Stated exercise: Below are some entries; can you quote all of them exactly?

[A run of records]
+++

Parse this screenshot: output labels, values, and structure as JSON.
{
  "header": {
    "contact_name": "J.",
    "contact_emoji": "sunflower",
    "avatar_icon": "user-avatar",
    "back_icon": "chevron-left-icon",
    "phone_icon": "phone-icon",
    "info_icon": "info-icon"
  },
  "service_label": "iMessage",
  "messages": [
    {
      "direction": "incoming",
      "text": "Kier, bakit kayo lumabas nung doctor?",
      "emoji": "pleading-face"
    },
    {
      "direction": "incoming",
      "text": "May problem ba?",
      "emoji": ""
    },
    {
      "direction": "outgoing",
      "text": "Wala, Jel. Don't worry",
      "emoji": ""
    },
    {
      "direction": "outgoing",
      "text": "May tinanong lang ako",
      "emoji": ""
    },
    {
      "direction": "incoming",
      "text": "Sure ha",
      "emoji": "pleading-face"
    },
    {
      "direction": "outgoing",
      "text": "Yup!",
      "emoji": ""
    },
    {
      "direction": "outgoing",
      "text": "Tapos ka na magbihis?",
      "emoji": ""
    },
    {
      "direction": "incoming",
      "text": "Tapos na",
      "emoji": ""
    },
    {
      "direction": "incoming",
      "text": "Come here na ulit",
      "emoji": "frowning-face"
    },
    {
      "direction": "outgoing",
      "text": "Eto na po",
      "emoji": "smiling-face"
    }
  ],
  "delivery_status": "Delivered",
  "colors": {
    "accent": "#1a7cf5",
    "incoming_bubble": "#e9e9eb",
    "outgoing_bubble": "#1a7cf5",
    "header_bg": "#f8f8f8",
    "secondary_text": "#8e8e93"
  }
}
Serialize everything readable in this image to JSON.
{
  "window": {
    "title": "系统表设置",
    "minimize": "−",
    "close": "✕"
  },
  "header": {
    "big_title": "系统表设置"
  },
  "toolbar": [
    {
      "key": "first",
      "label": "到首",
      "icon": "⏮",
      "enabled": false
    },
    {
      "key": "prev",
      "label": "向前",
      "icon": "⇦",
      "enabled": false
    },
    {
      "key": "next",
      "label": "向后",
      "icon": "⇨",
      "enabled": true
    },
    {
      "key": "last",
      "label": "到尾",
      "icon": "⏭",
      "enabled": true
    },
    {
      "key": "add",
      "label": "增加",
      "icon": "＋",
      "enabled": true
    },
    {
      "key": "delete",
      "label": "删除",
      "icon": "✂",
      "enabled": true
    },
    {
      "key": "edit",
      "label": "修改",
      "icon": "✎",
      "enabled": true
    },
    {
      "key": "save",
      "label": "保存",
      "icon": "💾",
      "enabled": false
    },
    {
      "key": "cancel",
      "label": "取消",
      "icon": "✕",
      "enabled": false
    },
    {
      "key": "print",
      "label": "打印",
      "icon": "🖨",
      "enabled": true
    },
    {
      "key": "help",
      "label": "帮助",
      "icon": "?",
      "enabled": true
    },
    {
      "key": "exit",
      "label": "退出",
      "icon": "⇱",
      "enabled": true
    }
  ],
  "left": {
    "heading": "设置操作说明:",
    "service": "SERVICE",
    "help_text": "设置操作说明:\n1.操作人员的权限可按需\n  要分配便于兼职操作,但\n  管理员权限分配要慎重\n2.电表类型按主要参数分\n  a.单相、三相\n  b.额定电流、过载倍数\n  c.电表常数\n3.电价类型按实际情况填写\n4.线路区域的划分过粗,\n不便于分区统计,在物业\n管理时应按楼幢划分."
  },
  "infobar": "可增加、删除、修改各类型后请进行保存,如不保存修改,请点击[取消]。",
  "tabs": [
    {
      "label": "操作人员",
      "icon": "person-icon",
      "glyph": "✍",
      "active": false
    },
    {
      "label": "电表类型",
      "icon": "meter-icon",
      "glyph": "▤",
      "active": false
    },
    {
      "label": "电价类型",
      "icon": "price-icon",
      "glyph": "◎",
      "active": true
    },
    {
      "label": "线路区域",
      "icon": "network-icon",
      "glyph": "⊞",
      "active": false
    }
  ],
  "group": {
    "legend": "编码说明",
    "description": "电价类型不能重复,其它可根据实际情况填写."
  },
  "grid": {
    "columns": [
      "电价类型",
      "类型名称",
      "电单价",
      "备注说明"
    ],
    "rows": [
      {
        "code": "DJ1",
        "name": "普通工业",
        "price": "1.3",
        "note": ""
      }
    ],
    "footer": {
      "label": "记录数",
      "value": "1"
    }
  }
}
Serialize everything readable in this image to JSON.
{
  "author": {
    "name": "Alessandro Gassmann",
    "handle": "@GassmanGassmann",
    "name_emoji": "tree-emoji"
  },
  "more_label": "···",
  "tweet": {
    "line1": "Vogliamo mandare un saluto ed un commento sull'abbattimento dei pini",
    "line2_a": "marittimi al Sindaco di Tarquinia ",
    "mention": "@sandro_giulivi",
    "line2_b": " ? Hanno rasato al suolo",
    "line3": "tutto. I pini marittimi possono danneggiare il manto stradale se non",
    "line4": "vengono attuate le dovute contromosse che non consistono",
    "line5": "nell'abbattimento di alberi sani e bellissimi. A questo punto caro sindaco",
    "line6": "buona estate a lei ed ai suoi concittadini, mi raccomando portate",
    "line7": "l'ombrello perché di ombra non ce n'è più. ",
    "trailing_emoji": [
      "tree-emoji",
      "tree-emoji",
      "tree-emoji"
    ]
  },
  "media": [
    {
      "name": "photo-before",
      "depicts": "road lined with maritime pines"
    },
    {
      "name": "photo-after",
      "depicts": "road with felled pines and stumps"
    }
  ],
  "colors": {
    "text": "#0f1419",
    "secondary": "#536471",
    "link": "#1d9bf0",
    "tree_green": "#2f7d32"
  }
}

+++

Written response:
Parse this screenshot: output labels, values, and structure as JSON.
{
  "header": {
    "contact_name": "J.",
    "contact_emoji": "sunflower",
    "avatar_icon": "user-avatar",
    "back_icon": "chevron-left-icon",
    "phone_icon": "phone-icon",
    "info_icon": "info-icon"
  },
  "service_label": "iMessage",
  "messages": [
    {
      "direction": "incoming",
      "text": "Kier, bakit kayo lumabas nung doctor?",
      "emoji": "pleading-face"
    },
    {
      "direction": "incoming",
      "text": "May problem ba?",
      "emoji": ""
    },
    {
      "direction": "outgoing",
      "text": "Wala, Jel. Don't worry",
      "emoji": ""
    },
    {
      "direction": "outgoing",
      "text": "May tinanong lang ako",
      "emoji": ""
    },
    {
      "direction": "incoming",
      "text": "Sure ha",
      "emoji": "pleading-face"
    },
    {
      "direction": "outgoing",
      "text": "Yup!",
      "emoji": ""
    },
    {
      "direction": "outgoing",
      "text": "Tapos ka na magbihis?",
      "emoji": ""
    },
    {
      "direction": "incoming",
      "text": "Tapos na",
      "emoji": ""
    },
    {
      "direction": "incoming",
      "text": "Come here na ulit",
      "emoji": "frowning-face"
    },
    {
      "direction": "outgoing",
      "text": "Eto na po",
      "emoji": "smiling-face"
    }
  ],
  "delivery_status": "Delivered",
  "colors": {
    "accent": "#1a7cf5",
    "incoming_bubble": "#e9e9eb",
    "outgoing_bubble": "#1a7cf5",
    "header_bg": "#f8f8f8",
    "secondary_text": "#8e8e93"
  }
}
Serialize everything readable in this image to JSON.
{
  "window": {
    "title": "系统表设置",
    "minimize": "−",
    "close": "✕"
  },
  "header": {
    "big_title": "系统表设置"
  },
  "toolbar": [
    {
      "key": "first",
      "label": "到首",
      "icon": "⏮",
      "enabled": false
    },
    {
      "key": "prev",
      "label": "向前",
      "icon": "⇦",
      "enabled": false
    },
    {
      "key": "next",
      "label": "向后",
      "icon": "⇨",
      "enabled": true
    },
    {
      "key": "last",
      "label": "到尾",
      "icon": "⏭",
      "enabled": true
    },
    {
      "key": "add",
      "label": "增加",
      "icon": "＋",
      "enabled": true
    },
    {
      "key": "delete",
      "label": "删除",
      "icon": "✂",
      "enabled": true
    },
    {
      "key": "edit",
      "label": "修改",
      "icon": "✎",
      "enabled": true
    },
    {
      "key": "save",
      "label": "保存",
      "icon": "💾",
      "enabled": false
    },
    {
      "key": "cancel",
      "label": "取消",
      "icon": "✕",
      "enabled": false
    },
    {
      "key": "print",
      "label": "打印",
      "icon": "🖨",
      "enabled": true
    },
    {
      "key": "help",
      "label": "帮助",
      "icon": "?",
      "enabled": true
    },
    {
      "key": "exit",
      "label": "退出",
      "icon": "⇱",
      "enabled": true
    }
  ],
  "left": {
    "heading": "设置操作说明:",
    "service": "SERVICE",
    "help_text": "设置操作说明:\n1.操作人员的权限可按需\n  要分配便于兼职操作,但\n  管理员权限分配要慎重\n2.电表类型按主要参数分\n  a.单相、三相\n  b.额定电流、过载倍数\n  c.电表常数\n3.电价类型按实际情况填写\n4.线路区域的划分过粗,\n不便于分区统计,在物业\n管理时应按楼幢划分."
  },
  "infobar": "可增加、删除、修改各类型后请进行保存,如不保存修改,请点击[取消]。",
  "tabs": [
    {
      "label": "操作人员",
      "icon": "person-icon",
      "glyph": "✍",
      "active": false
    },
    {
      "label": "电表类型",
      "icon": "meter-icon",
      "glyph": "▤",
      "active": false
    },
    {
      "label": "电价类型",
      "icon": "price-icon",
      "glyph": "◎",
      "active": true
    },
    {
      "label": "线路区域",
      "icon": "network-icon",
      "glyph": "⊞",
      "active": false
    }
  ],
  "group": {
    "legend": "编码说明",
    "description": "电价类型不能重复,其它可根据实际情况填写."
  },
  "grid": {
    "columns": [
      "电价类型",
      "类型名称",
      "电单价",
      "备注说明"
    ],
    "rows": [
      {
        "code": "DJ1",
        "name": "普通工业",
        "price": "1.3",
        "note": ""
      }
    ],
    "footer": {
      "label": "记录数",
      "value": "1"
    }
  }
}
Serialize everything readable in this image to JSON.
{
  "author": {
    "name": "Alessandro Gassmann",
    "handle": "@GassmanGassmann",
    "name_emoji": "tree-emoji"
  },
  "more_label": "···",
  "tweet": {
    "line1": "Vogliamo mandare un saluto ed un commento sull'abbattimento dei pini",
    "line2_a": "marittimi al Sindaco di Tarquinia ",
    "mention": "@sandro_giulivi",
    "line2_b": " ? Hanno rasato al suolo",
    "line3": "tutto. I pini marittimi possono danneggiare il manto stradale se non",
    "line4": "vengono attuate le dovute contromosse che non consistono",
    "line5": "nell'abbattimento di alberi sani e bellissimi. A questo punto caro sindaco",
    "line6": "buona estate a lei ed ai suoi concittadini, mi raccomando portate",
    "line7": "l'ombrello perché di ombra non ce n'è più. ",
    "trailing_emoji": [
      "tree-emoji",
      "tree-emoji",
      "tree-emoji"
    ]
  },
  "media": [
    {
      "name": "photo-before",
      "depicts": "road lined with maritime pines"
    },
    {
      "name": "photo-after",
      "depicts": "road with felled pines and stumps"
    }
  ],
  "colors": {
    "text": "#0f1419",
    "secondary": "#536471",
    "link": "#1d9bf0",
    "tree_green": "#2f7d32"
  }
}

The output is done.